INSTRUCTIONS FOR THE TASK ▸
Print all the entries verbatim.

● ● ● ●

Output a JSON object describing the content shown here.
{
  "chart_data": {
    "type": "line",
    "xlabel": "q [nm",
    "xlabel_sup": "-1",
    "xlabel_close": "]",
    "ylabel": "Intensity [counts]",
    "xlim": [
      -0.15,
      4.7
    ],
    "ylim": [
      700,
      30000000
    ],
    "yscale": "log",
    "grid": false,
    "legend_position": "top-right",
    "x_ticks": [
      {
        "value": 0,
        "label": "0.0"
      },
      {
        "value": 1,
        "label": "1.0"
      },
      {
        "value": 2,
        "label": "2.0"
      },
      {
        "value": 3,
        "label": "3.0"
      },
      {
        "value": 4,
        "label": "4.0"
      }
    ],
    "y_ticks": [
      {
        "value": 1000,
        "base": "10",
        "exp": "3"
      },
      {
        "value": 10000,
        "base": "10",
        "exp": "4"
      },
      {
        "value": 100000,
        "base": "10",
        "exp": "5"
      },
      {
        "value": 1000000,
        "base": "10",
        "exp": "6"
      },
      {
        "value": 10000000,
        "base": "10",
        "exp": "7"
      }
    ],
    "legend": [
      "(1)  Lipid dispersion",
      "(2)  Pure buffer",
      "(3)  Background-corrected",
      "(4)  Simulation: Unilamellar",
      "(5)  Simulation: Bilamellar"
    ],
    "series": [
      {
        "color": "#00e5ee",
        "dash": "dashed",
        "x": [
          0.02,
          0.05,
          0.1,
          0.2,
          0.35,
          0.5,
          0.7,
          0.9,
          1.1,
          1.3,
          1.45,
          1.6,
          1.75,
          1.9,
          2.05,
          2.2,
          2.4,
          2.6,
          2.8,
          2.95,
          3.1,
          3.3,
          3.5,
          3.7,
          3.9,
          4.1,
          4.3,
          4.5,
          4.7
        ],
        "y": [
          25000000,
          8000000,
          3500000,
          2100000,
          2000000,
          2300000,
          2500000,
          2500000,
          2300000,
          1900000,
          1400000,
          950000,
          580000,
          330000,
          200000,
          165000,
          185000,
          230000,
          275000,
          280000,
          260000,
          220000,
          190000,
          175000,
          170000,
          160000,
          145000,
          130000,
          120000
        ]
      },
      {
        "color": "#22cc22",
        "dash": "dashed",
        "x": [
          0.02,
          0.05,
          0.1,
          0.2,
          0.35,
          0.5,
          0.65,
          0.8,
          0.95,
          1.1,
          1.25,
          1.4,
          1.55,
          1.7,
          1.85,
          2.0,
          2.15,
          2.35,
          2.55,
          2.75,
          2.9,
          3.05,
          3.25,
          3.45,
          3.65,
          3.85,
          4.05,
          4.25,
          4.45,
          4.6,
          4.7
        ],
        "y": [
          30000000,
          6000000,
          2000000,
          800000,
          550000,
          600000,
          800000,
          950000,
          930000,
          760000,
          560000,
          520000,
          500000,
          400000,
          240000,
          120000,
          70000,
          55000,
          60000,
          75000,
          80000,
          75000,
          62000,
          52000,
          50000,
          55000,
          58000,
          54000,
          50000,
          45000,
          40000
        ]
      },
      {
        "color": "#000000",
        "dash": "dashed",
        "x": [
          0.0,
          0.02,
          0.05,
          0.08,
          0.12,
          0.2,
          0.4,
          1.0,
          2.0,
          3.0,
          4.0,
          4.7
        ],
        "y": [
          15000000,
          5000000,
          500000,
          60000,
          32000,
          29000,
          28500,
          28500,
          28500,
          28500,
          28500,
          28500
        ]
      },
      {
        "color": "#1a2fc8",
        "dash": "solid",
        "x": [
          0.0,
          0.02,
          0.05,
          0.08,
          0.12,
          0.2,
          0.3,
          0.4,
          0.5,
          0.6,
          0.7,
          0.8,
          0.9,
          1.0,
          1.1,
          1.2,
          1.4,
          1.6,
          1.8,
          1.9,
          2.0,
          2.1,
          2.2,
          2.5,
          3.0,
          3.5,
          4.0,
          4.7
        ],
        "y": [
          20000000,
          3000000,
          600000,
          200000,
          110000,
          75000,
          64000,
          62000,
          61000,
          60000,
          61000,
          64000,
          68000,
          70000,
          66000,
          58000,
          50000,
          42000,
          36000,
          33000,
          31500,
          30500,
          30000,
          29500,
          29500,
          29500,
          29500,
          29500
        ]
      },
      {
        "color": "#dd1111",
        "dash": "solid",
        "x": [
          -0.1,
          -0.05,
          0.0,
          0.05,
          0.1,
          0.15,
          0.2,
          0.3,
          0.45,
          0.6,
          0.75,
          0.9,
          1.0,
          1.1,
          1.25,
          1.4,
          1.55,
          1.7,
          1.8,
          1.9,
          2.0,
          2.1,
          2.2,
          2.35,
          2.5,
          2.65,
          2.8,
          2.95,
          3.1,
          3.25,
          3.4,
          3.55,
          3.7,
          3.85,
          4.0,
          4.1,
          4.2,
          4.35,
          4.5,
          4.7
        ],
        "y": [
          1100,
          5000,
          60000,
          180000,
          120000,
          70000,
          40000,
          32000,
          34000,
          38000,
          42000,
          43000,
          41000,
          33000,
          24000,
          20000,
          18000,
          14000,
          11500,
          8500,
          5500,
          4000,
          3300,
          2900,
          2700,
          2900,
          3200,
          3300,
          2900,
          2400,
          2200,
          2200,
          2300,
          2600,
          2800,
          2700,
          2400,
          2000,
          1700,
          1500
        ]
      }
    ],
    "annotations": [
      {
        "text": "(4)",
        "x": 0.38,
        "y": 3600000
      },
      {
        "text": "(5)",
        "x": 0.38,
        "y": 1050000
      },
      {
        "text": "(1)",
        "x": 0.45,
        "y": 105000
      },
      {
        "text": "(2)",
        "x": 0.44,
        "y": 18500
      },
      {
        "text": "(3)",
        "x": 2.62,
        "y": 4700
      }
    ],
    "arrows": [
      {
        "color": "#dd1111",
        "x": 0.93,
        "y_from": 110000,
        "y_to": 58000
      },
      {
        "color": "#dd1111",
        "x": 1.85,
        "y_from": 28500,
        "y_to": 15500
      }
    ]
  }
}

● ● ● ●

EXERCISE RESULT ▸
Output a JSON object describing the content shown here.
{
  "chart_data": {
    "type": "line",
    "xlabel": "q [nm",
    "xlabel_sup": "-1",
    "xlabel_close": "]",
    "ylabel": "Intensity [counts]",
    "xlim": [
      -0.15,
      4.7
    ],
    "ylim": [
      700,
      30000000
    ],
    "yscale": "log",
    "grid": false,
    "legend_position": "top-right",
    "x_ticks": [
      {
        "value": 0,
        "label": "0.0"
      },
      {
        "value": 1,
        "label": "1.0"
      },
      {
        "value": 2,
        "label": "2.0"
      },
      {
        "value": 3,
        "label": "3.0"
      },
      {
        "value": 4,
        "label": "4.0"
      }
    ],
    "y_ticks": [
      {
        "value": 1000,
        "base": "10",
        "exp": "3"
      },
      {
        "value": 10000,
        "base": "10",
        "exp": "4"
      },
      {
        "value": 100000,
        "base": "10",
        "exp": "5"
      },
      {
        "value": 1000000,
        "base": "10",
        "exp": "6"
      },
      {
        "value": 10000000,
        "base": "10",
        "exp": "7"
      }
    ],
    "legend": [
      "(1)  Lipid dispersion",
      "(2)  Pure buffer",
      "(3)  Background-corrected",
      "(4)  Simulation: Unilamellar",
      "(5)  Simulation: Bilamellar"
    ],
    "series": [
      {
        "color": "#00e5ee",
        "dash": "dashed",
        "x": [
          0.02,
          0.05,
          0.1,
          0.2,
          0.35,
          0.5,
          0.7,
          0.9,
          1.1,
          1.3,
          1.45,
          1.6,
          1.75,
          1.9,
          2.05,
          2.2,
          2.4,
          2.6,
          2.8,
          2.95,
          3.1,
          3.3,
          3.5,
          3.7,
          3.9,
          4.1,
          4.3,
          4.5,
          4.7
        ],
        "y": [
          25000000,
          8000000,
          3500000,
          2100000,
          2000000,
          2300000,
          2500000,
          2500000,
          2300000,
          1900000,
          1400000,
          950000,
          580000,
          330000,
          200000,
          165000,
          185000,
          230000,
          275000,
          280000,
          260000,
          220000,
          190000,
          175000,
          170000,
          160000,
          145000,
          130000,
          120000
        ]
      },
      {
        "color": "#22cc22",
        "dash": "dashed",
        "x": [
          0.02,
          0.05,
          0.1,
          0.2,
          0.35,
          0.5,
          0.65,
          0.8,
          0.95,
          1.1,
          1.25,
          1.4,
          1.55,
          1.7,
          1.85,
          2.0,
          2.15,
          2.35,
          2.55,
          2.75,
          2.9,
          3.05,
          3.25,
          3.45,
          3.65,
          3.85,
          4.05,
          4.25,
          4.45,
          4.6,
          4.7
        ],
        "y": [
          30000000,
          6000000,
          2000000,
          800000,
          550000,
          600000,
          800000,
          950000,
          930000,
          760000,
          560000,
          520000,
          500000,
          400000,
          240000,
          120000,
          70000,
          55000,
          60000,
          75000,
          80000,
          75000,
          62000,
          52000,
          50000,
          55000,
          58000,
          54000,
          50000,
          45000,
          40000
        ]
      },
      {
        "color": "#000000",
        "dash": "dashed",
        "x": [
          0.0,
          0.02,
          0.05,
          0.08,
          0.12,
          0.2,
          0.4,
          1.0,
          2.0,
          3.0,
          4.0,
          4.7
        ],
        "y": [
          15000000,
          5000000,
          500000,
          60000,
          32000,
          29000,
          28500,
          28500,
          28500,
          28500,
          28500,
          28500
        ]
      },
      {
        "color": "#1a2fc8",
        "dash": "solid",
        "x": [
          0.0,
          0.02,
          0.05,
          0.08,
          0.12,
          0.2,
          0.3,
          0.4,
          0.5,
          0.6,
          0.7,
          0.8,
          0.9,
          1.0,
          1.1,
          1.2,
          1.4,
          1.6,
          1.8,
          1.9,
          2.0,
          2.1,
          2.2,
          2.5,
          3.0,
          3.5,
          4.0,
          4.7
        ],
        "y": [
          20000000,
          3000000,
          600000,
          200000,
          110000,
          75000,
          64000,
          62000,
          61000,
          60000,
          61000,
          64000,
          68000,
          70000,
          66000,
          58000,
          50000,
          42000,
          36000,
          33000,
          31500,
          30500,
          30000,
          29500,
          29500,
          29500,
          29500,
          29500
        ]
      },
      {
        "color": "#dd1111",
        "dash": "solid",
        "x": [
          -0.1,
          -0.05,
          0.0,
          0.05,
          0.1,
          0.15,
          0.2,
          0.3,
          0.45,
          0.6,
          0.75,
          0.9,
          1.0,
          1.1,
          1.25,
          1.4,
          1.55,
          1.7,
          1.8,
          1.9,
          2.0,
          2.1,
          2.2,
          2.35,
          2.5,
          2.65,
          2.8,
          2.95,
          3.1,
          3.25,
          3.4,
          3.55,
          3.7,
          3.85,
          4.0,
          4.1,
          4.2,
          4.35,
          4.5,
          4.7
        ],
        "y": [
          1100,
          5000,
          60000,
          180000,
          120000,
          70000,
          40000,
          32000,
          34000,
          38000,
          42000,
          43000,
          41000,
          33000,
          24000,
          20000,
          18000,
          14000,
          11500,
          8500,
          5500,
          4000,
          3300,
          2900,
          2700,
          2900,
          3200,
          3300,
          2900,
          2400,
          2200,
          2200,
          2300,
          2600,
          2800,
          2700,
          2400,
          2000,
          1700,
          1500
        ]
      }
    ],
    "annotations": [
      {
        "text": "(4)",
        "x": 0.38,
        "y": 3600000
      },
      {
        "text": "(5)",
        "x": 0.38,
        "y": 1050000
      },
      {
        "text": "(1)",
        "x": 0.45,
        "y": 105000
      },
      {
        "text": "(2)",
        "x": 0.44,
        "y": 18500
      },
      {
        "text": "(3)",
        "x": 2.62,
        "y": 4700
      }
    ],
    "arrows": [
      {
        "color": "#dd1111",
        "x": 0.93,
        "y_from": 110000,
        "y_to": 58000
      },
      {
        "color": "#dd1111",
        "x": 1.85,
        "y_from": 28500,
        "y_to": 15500
      }
    ]
  }
}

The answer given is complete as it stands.